■ WHAT YOU HAVE TO DO: From the records below, pull each line that has "this".

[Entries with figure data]
··········
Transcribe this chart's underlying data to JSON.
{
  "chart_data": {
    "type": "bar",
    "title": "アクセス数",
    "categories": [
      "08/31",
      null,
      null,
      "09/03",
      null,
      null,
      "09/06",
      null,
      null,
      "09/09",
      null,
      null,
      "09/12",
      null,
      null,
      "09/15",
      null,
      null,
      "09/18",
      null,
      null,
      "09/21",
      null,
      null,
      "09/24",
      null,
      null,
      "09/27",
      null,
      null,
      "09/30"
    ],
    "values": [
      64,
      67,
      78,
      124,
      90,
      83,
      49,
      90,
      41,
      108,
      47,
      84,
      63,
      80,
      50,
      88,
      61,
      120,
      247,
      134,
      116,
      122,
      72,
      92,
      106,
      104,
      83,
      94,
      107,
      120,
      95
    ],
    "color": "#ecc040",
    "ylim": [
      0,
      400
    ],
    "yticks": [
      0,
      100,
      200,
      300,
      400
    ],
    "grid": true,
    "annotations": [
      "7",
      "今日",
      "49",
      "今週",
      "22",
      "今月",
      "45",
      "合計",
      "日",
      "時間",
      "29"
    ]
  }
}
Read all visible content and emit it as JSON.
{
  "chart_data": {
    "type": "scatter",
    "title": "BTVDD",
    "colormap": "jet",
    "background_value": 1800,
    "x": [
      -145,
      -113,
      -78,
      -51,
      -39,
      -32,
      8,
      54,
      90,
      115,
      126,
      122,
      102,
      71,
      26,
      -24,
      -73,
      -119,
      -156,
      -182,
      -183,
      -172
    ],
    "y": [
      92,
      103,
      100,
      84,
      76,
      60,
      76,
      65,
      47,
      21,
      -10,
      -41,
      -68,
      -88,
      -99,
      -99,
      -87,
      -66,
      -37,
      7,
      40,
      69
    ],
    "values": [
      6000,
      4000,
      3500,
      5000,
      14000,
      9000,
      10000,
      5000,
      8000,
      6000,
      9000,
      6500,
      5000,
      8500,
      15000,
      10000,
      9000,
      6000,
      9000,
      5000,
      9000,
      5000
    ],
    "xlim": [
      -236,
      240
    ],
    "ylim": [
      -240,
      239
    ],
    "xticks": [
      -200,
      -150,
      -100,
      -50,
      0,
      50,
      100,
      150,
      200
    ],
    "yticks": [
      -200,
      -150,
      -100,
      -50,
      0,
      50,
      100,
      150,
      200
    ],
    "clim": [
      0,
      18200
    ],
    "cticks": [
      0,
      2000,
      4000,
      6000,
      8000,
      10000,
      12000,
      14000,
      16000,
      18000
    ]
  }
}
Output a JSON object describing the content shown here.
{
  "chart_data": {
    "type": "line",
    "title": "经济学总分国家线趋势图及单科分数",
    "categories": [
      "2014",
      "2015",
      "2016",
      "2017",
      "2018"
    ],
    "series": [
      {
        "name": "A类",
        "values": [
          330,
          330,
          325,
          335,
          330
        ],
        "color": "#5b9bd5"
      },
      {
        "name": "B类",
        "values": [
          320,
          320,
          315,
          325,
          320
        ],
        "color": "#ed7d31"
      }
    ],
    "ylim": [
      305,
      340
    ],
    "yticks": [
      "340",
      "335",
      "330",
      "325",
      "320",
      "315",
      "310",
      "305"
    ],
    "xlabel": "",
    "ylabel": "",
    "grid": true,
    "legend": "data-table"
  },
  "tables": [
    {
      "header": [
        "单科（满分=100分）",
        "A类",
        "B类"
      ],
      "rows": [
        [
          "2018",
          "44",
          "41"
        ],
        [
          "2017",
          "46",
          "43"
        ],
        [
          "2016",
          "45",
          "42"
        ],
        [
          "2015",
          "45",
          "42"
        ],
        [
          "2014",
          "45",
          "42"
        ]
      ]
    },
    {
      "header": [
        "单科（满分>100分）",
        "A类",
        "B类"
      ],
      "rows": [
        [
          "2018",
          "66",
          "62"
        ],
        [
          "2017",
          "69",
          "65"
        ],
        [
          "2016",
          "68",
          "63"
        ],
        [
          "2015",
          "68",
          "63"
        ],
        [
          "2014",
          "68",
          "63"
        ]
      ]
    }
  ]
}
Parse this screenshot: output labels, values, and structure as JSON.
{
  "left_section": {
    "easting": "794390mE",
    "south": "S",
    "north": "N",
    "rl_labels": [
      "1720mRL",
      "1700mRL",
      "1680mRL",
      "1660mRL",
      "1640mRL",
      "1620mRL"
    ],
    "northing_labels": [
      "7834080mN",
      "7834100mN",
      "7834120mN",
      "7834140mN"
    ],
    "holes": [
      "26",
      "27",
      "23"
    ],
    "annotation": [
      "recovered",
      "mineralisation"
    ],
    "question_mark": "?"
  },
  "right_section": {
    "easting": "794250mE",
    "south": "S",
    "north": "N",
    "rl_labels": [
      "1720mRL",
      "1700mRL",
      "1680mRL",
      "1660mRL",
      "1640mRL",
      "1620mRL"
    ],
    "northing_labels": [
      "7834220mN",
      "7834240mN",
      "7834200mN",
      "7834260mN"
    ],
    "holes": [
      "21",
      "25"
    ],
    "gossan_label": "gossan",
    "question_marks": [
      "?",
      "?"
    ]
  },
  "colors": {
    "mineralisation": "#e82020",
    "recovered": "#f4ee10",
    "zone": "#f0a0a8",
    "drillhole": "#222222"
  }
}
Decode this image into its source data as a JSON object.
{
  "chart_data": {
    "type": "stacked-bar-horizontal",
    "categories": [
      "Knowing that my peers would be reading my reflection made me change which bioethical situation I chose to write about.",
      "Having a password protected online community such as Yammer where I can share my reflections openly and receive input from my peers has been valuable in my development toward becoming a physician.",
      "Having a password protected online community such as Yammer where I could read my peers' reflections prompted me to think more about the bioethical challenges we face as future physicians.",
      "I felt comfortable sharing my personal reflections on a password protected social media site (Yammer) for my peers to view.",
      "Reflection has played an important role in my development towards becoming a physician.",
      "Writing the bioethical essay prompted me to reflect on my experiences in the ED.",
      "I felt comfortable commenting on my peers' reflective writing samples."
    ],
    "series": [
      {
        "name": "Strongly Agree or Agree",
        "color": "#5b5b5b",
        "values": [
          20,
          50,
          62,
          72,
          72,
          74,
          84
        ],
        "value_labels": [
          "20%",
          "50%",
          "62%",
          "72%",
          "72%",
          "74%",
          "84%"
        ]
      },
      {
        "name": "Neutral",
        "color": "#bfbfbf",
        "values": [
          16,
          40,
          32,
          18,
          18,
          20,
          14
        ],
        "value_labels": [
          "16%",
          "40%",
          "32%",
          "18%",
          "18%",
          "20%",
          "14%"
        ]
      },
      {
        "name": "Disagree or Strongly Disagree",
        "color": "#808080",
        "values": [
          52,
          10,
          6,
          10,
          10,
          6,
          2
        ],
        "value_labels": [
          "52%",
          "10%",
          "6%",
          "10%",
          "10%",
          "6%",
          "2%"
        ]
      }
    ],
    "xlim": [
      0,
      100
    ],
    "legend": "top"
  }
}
··········
■ RESULT OF THE EXERCISE:
Transcribe this chart's underlying data to JSON.
Parse this screenshot: output labels, values, and structure as JSON.
Decode this image into its source data as a JSON object.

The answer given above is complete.